> _DATA SUPPLIED_:
● ● ● ● ●

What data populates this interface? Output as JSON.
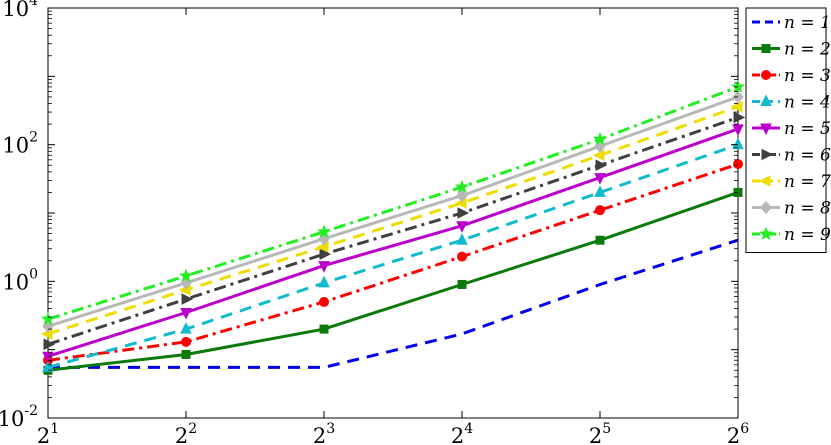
{
  "chart_data": {
    "type": "line",
    "title": "",
    "xlabel": "",
    "ylabel": "",
    "x_scale": "log2",
    "y_scale": "log10",
    "xlim": [
      2,
      64
    ],
    "ylim": [
      0.01,
      10000
    ],
    "grid": false,
    "legend_position": "right-outside",
    "x": [
      2,
      4,
      8,
      16,
      32,
      64
    ],
    "x_tick_labels": [
      {
        "base": "2",
        "exp": "1"
      },
      {
        "base": "2",
        "exp": "2"
      },
      {
        "base": "2",
        "exp": "3"
      },
      {
        "base": "2",
        "exp": "4"
      },
      {
        "base": "2",
        "exp": "5"
      },
      {
        "base": "2",
        "exp": "6"
      }
    ],
    "y_tick_labels": [
      {
        "base": "10",
        "exp": "-2",
        "value": 0.01
      },
      {
        "base": "10",
        "exp": "0",
        "value": 1
      },
      {
        "base": "10",
        "exp": "2",
        "value": 100
      },
      {
        "base": "10",
        "exp": "4",
        "value": 10000
      }
    ],
    "series": [
      {
        "name": "n = 1",
        "color": "#0000ee",
        "dash": "dash",
        "marker": "none",
        "values": [
          0.055,
          0.055,
          0.055,
          0.17,
          0.9,
          4.0
        ]
      },
      {
        "name": "n = 2",
        "color": "#0a7a0a",
        "dash": "solid",
        "marker": "square",
        "values": [
          0.05,
          0.085,
          0.2,
          0.9,
          4.0,
          20
        ]
      },
      {
        "name": "n = 3",
        "color": "#ff0000",
        "dash": "dashdot",
        "marker": "circle",
        "values": [
          0.07,
          0.13,
          0.5,
          2.3,
          11,
          52
        ]
      },
      {
        "name": "n = 4",
        "color": "#11bbcc",
        "dash": "dash",
        "marker": "triangle-up",
        "values": [
          0.055,
          0.2,
          0.95,
          4.0,
          20,
          100
        ]
      },
      {
        "name": "n = 5",
        "color": "#bb00cc",
        "dash": "solid",
        "marker": "triangle-down",
        "values": [
          0.08,
          0.35,
          1.7,
          6.5,
          33,
          170
        ]
      },
      {
        "name": "n = 6",
        "color": "#404040",
        "dash": "dashdot",
        "marker": "triangle-right",
        "values": [
          0.12,
          0.55,
          2.5,
          10,
          50,
          250
        ]
      },
      {
        "name": "n = 7",
        "color": "#eedd00",
        "dash": "dash",
        "marker": "triangle-left",
        "values": [
          0.17,
          0.75,
          3.2,
          14,
          70,
          360
        ]
      },
      {
        "name": "n = 8",
        "color": "#b8b8b8",
        "dash": "solid",
        "marker": "diamond",
        "values": [
          0.22,
          0.95,
          4.2,
          18,
          95,
          500
        ]
      },
      {
        "name": "n = 9",
        "color": "#22ee22",
        "dash": "dashdot",
        "marker": "star",
        "values": [
          0.28,
          1.2,
          5.3,
          24,
          120,
          700
        ]
      }
    ]
  }
}
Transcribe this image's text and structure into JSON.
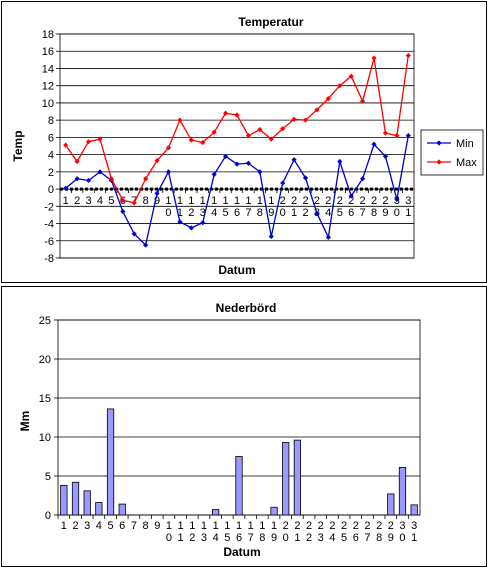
{
  "chart_data": [
    {
      "type": "line",
      "title": "Temperatur",
      "xlabel": "Datum",
      "ylabel": "Temp",
      "ylim": [
        -8,
        18
      ],
      "ytick_step": 2,
      "grid": true,
      "legend": "right",
      "categories": [
        "1",
        "2",
        "3",
        "4",
        "5",
        "6",
        "7",
        "8",
        "9",
        "10",
        "11",
        "12",
        "13",
        "14",
        "15",
        "16",
        "17",
        "18",
        "19",
        "20",
        "21",
        "22",
        "23",
        "24",
        "25",
        "26",
        "27",
        "28",
        "29",
        "30",
        "31"
      ],
      "series": [
        {
          "name": "Min",
          "color": "#0000CC",
          "values": [
            0.1,
            1.2,
            1.0,
            2.0,
            1.0,
            -2.6,
            -5.2,
            -6.5,
            -0.5,
            2.0,
            -3.8,
            -4.5,
            -3.9,
            1.7,
            3.8,
            2.9,
            3.0,
            2.0,
            -5.5,
            0.7,
            3.4,
            1.3,
            -2.8,
            -5.6,
            3.2,
            -0.8,
            1.2,
            5.2,
            3.8,
            -1.2,
            6.2
          ]
        },
        {
          "name": "Max",
          "color": "#FF0000",
          "values": [
            5.1,
            3.2,
            5.5,
            5.8,
            1.2,
            -1.3,
            -1.6,
            1.2,
            3.3,
            4.8,
            8.0,
            5.7,
            5.4,
            6.6,
            8.8,
            8.6,
            6.2,
            6.9,
            5.8,
            7.0,
            8.1,
            8.0,
            9.2,
            10.5,
            12.0,
            13.1,
            10.2,
            15.2,
            6.5,
            6.2,
            15.5
          ]
        }
      ]
    },
    {
      "type": "bar",
      "title": "Nederbörd",
      "xlabel": "Datum",
      "ylabel": "Mm",
      "ylim": [
        0,
        25
      ],
      "ytick_step": 5,
      "grid": true,
      "bar_color": "#9999FF",
      "categories": [
        "1",
        "2",
        "3",
        "4",
        "5",
        "6",
        "7",
        "8",
        "9",
        "10",
        "11",
        "12",
        "13",
        "14",
        "15",
        "16",
        "17",
        "18",
        "19",
        "20",
        "21",
        "22",
        "23",
        "24",
        "25",
        "26",
        "27",
        "28",
        "29",
        "30",
        "31"
      ],
      "values": [
        3.8,
        4.2,
        3.1,
        1.6,
        13.6,
        1.4,
        0,
        0,
        0,
        0,
        0,
        0,
        0,
        0.7,
        0,
        7.5,
        0,
        0,
        1.0,
        9.3,
        9.6,
        0,
        0,
        0,
        0,
        0,
        0,
        0,
        2.7,
        6.1,
        1.3
      ]
    }
  ]
}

● ● ● ● ●

> _TASK DESCRIPTION_: Find each line holding "this". Copy it out.

> _RESULT BELOW_:
What data populates this interface? Output as JSON.
Transcribe this image's text and structure into JSON.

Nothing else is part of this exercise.